**EXERCISE GOAL:** Word for word, repeat the entries, minus the pictures.

**RAW DATA:**
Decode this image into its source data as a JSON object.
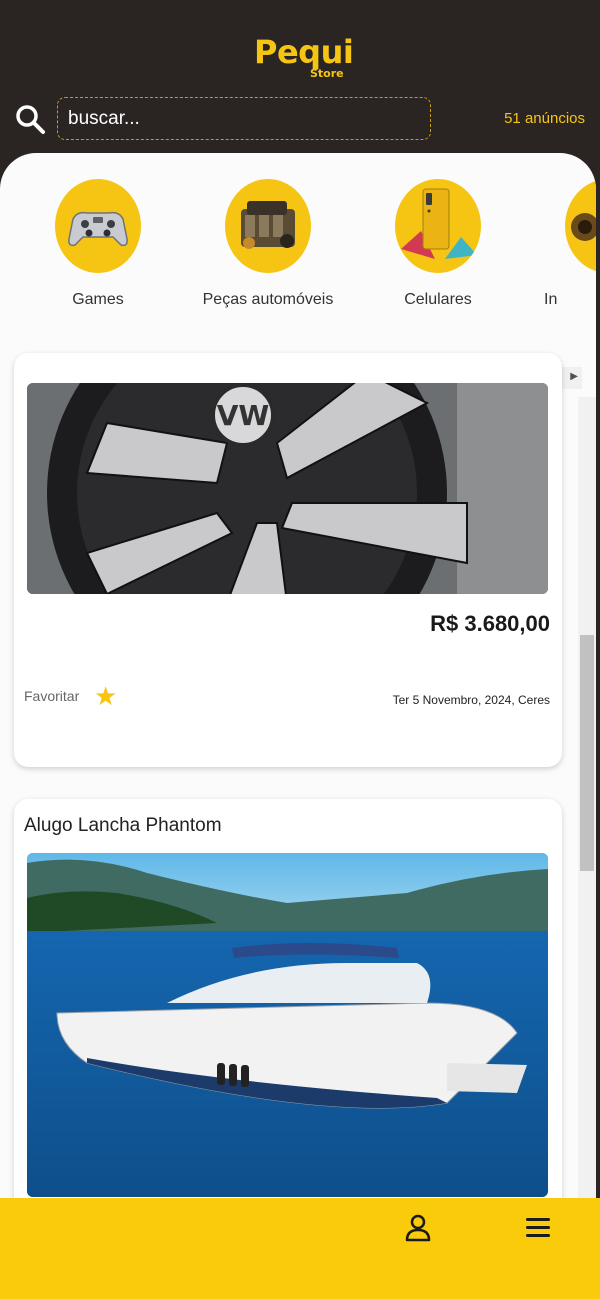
{
  "header": {
    "logo_main": "Pequi",
    "logo_sub": "Store",
    "search_placeholder": "buscar...",
    "ad_count": "51 anúncios"
  },
  "categories": [
    {
      "label": "Games",
      "icon": "gamepad-icon"
    },
    {
      "label": "Peças automóveis",
      "icon": "engine-icon"
    },
    {
      "label": "Celulares",
      "icon": "smartphone-icon"
    },
    {
      "label": "In",
      "icon": "category-icon"
    }
  ],
  "listings": [
    {
      "title": "",
      "image": "car-wheel-image",
      "price": "R$ 3.680,00",
      "favorite_label": "Favoritar",
      "date_location": "Ter 5 Novembro, 2024, Ceres"
    },
    {
      "title": "Alugo Lancha Phantom",
      "image": "speedboat-image"
    }
  ],
  "colors": {
    "brand_yellow": "#f6c514",
    "header_dark": "#2a2522",
    "bottom_bar": "#f9cb0a"
  },
  "bottom_nav": {
    "user_icon": "user-icon",
    "menu_icon": "menu-icon"
  }
}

**SOLVED PROBLEM:**
Decode this image into its source data as a JSON object.
{
  "header": {
    "logo_main": "Pequi",
    "logo_sub": "Store",
    "search_placeholder": "buscar...",
    "ad_count": "51 anúncios"
  },
  "categories": [
    {
      "label": "Games",
      "icon": "gamepad-icon"
    },
    {
      "label": "Peças automóveis",
      "icon": "engine-icon"
    },
    {
      "label": "Celulares",
      "icon": "smartphone-icon"
    },
    {
      "label": "In",
      "icon": "category-icon"
    }
  ],
  "listings": [
    {
      "title": "",
      "image": "car-wheel-image",
      "price": "R$ 3.680,00",
      "favorite_label": "Favoritar",
      "date_location": "Ter 5 Novembro, 2024, Ceres"
    },
    {
      "title": "Alugo Lancha Phantom",
      "image": "speedboat-image"
    }
  ],
  "colors": {
    "brand_yellow": "#f6c514",
    "header_dark": "#2a2522",
    "bottom_bar": "#f9cb0a"
  },
  "bottom_nav": {
    "user_icon": "user-icon",
    "menu_icon": "menu-icon"
  }
}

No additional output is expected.